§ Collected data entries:
───
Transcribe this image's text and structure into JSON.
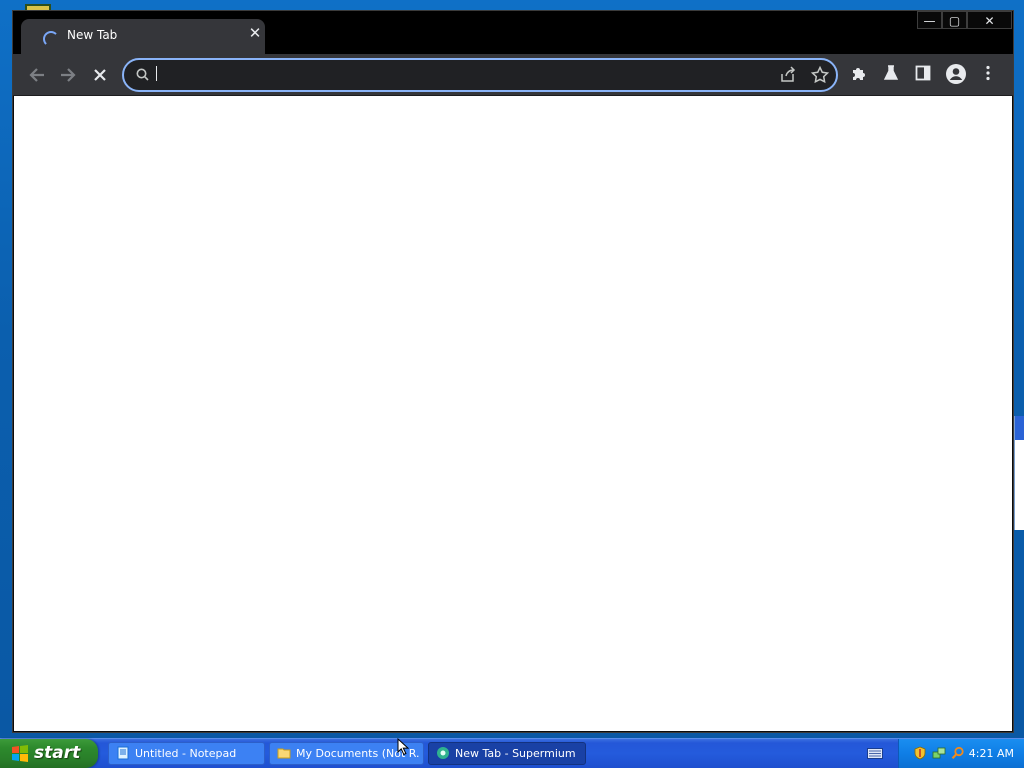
{
  "browser": {
    "tab": {
      "title": "New Tab",
      "close_icon": "close-icon",
      "loading_icon": "loading-spinner-icon"
    },
    "window_controls": {
      "minimize": "—",
      "maximize": "▢",
      "close": "✕"
    },
    "toolbar": {
      "back_icon": "arrow-back-icon",
      "forward_icon": "arrow-forward-icon",
      "stop_icon": "stop-loading-icon",
      "omnibox": {
        "value": "",
        "search_icon": "search-icon",
        "share_icon": "share-icon",
        "bookmark_icon": "star-icon"
      },
      "right_icons": [
        "extensions-icon",
        "labs-flask-icon",
        "side-panel-icon",
        "profile-icon",
        "menu-icon"
      ]
    },
    "accent_color": "#8ab4f8"
  },
  "taskbar": {
    "start_label": "start",
    "buttons": [
      {
        "label": "Untitled - Notepad",
        "icon": "notepad-icon",
        "active": false
      },
      {
        "label": "My Documents (Not R...",
        "icon": "folder-icon",
        "active": false
      },
      {
        "label": "New Tab - Supermium",
        "icon": "browser-icon",
        "active": true
      }
    ],
    "tray": {
      "icons": [
        "security-shield-icon",
        "network-icon",
        "search-icon"
      ],
      "clock": "4:21 AM"
    }
  }
}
───
§ Work required:
Leave out the pictures and output every record above precisely as given.

§ Task solution:
Transcribe this image's text and structure into JSON.
{
  "browser": {
    "tab": {
      "title": "New Tab",
      "close_icon": "close-icon",
      "loading_icon": "loading-spinner-icon"
    },
    "window_controls": {
      "minimize": "—",
      "maximize": "▢",
      "close": "✕"
    },
    "toolbar": {
      "back_icon": "arrow-back-icon",
      "forward_icon": "arrow-forward-icon",
      "stop_icon": "stop-loading-icon",
      "omnibox": {
        "value": "",
        "search_icon": "search-icon",
        "share_icon": "share-icon",
        "bookmark_icon": "star-icon"
      },
      "right_icons": [
        "extensions-icon",
        "labs-flask-icon",
        "side-panel-icon",
        "profile-icon",
        "menu-icon"
      ]
    },
    "accent_color": "#8ab4f8"
  },
  "taskbar": {
    "start_label": "start",
    "buttons": [
      {
        "label": "Untitled - Notepad",
        "icon": "notepad-icon",
        "active": false
      },
      {
        "label": "My Documents (Not R...",
        "icon": "folder-icon",
        "active": false
      },
      {
        "label": "New Tab - Supermium",
        "icon": "browser-icon",
        "active": true
      }
    ],
    "tray": {
      "icons": [
        "security-shield-icon",
        "network-icon",
        "search-icon"
      ],
      "clock": "4:21 AM"
    }
  }
}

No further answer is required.